**Supplied material**
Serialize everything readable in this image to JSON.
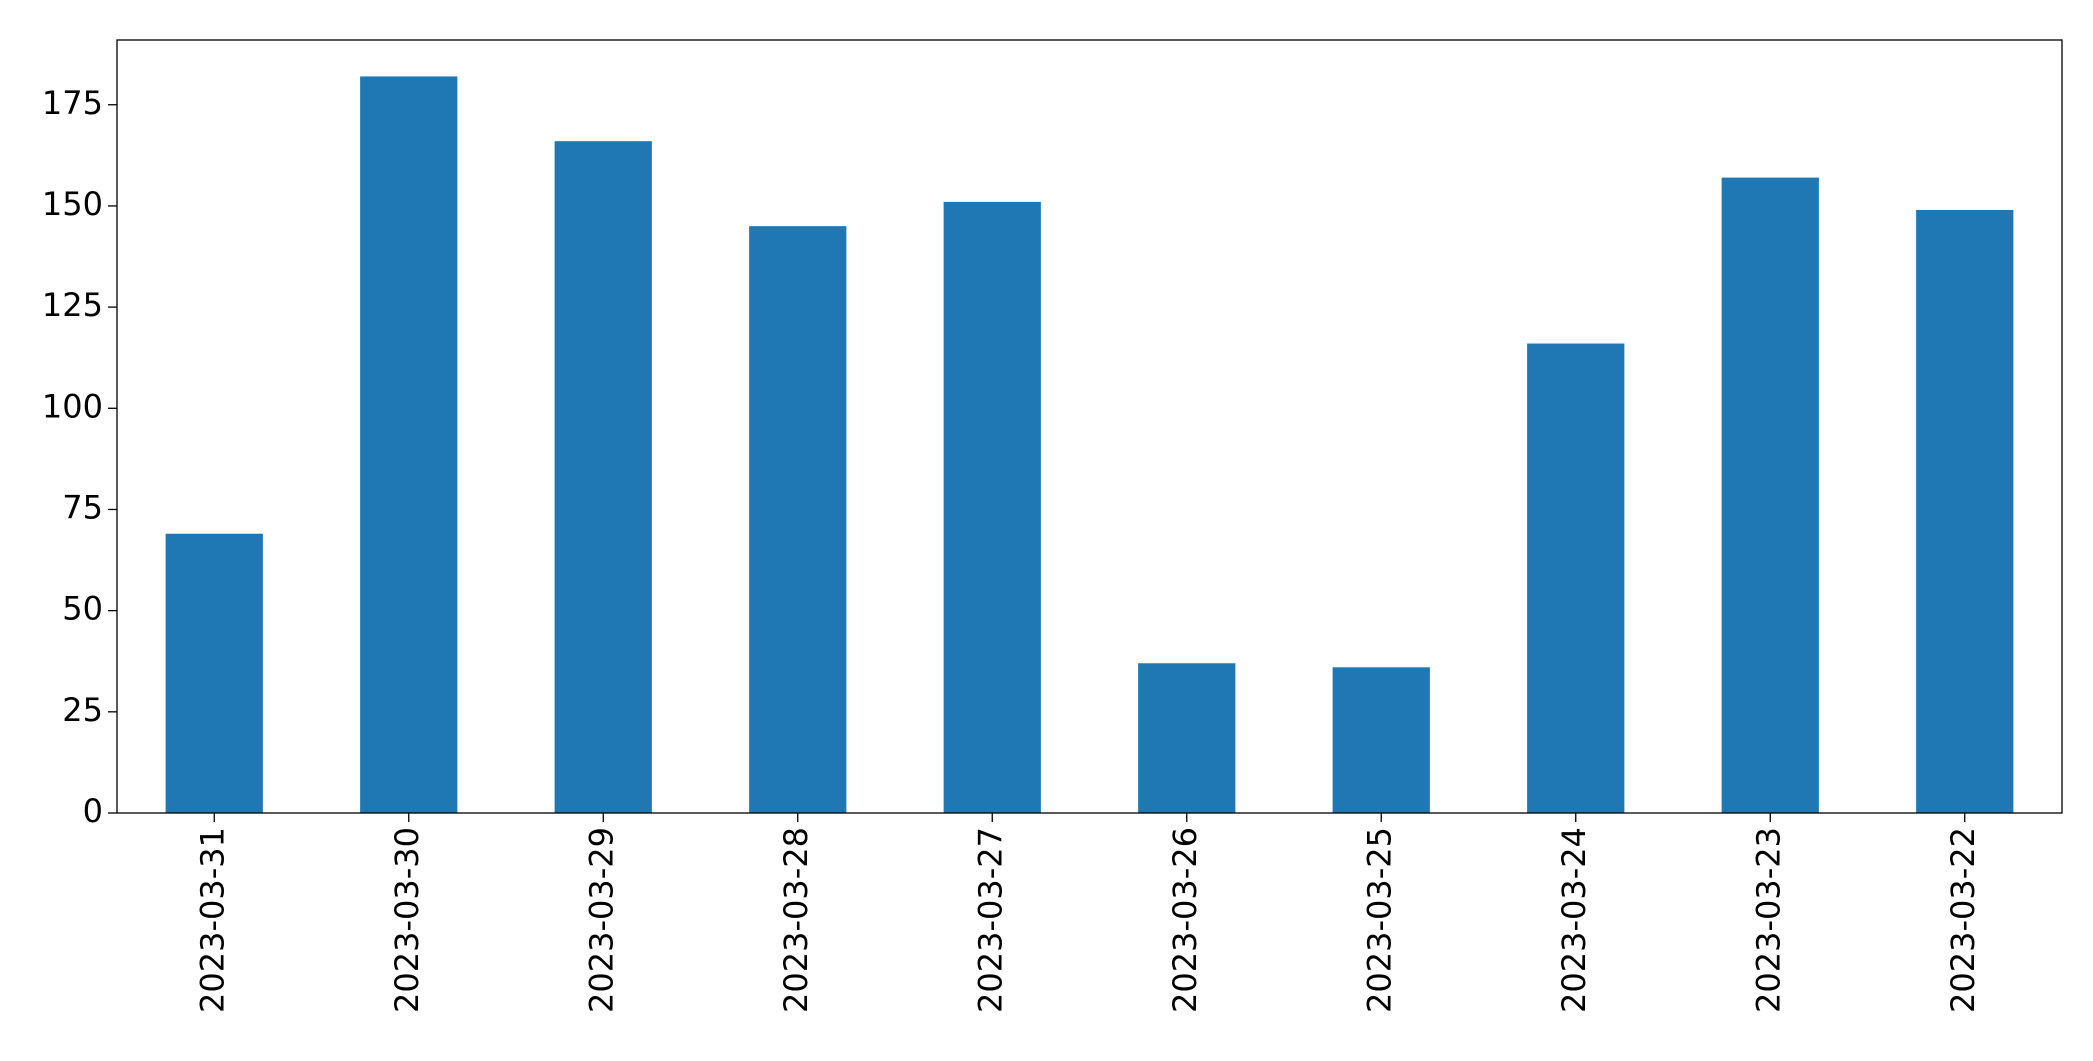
{
  "chart_data": {
    "type": "bar",
    "categories": [
      "2023-03-31",
      "2023-03-30",
      "2023-03-29",
      "2023-03-28",
      "2023-03-27",
      "2023-03-26",
      "2023-03-25",
      "2023-03-24",
      "2023-03-23",
      "2023-03-22"
    ],
    "values": [
      69,
      182,
      166,
      145,
      151,
      37,
      36,
      116,
      157,
      149
    ],
    "color": "#1f77b4",
    "ylim": [
      0,
      191
    ],
    "yticks": [
      0,
      25,
      50,
      75,
      100,
      125,
      150,
      175
    ],
    "grid": false
  }
}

**Exercise requirements**
The records above are to be quoted exactly, with all pictures left out.

**Final result**
Serialize everything readable in this image to JSON.
{
  "chart_data": {
    "type": "bar",
    "categories": [
      "2023-03-31",
      "2023-03-30",
      "2023-03-29",
      "2023-03-28",
      "2023-03-27",
      "2023-03-26",
      "2023-03-25",
      "2023-03-24",
      "2023-03-23",
      "2023-03-22"
    ],
    "values": [
      69,
      182,
      166,
      145,
      151,
      37,
      36,
      116,
      157,
      149
    ],
    "color": "#1f77b4",
    "ylim": [
      0,
      191
    ],
    "yticks": [
      0,
      25,
      50,
      75,
      100,
      125,
      150,
      175
    ],
    "grid": false
  }
}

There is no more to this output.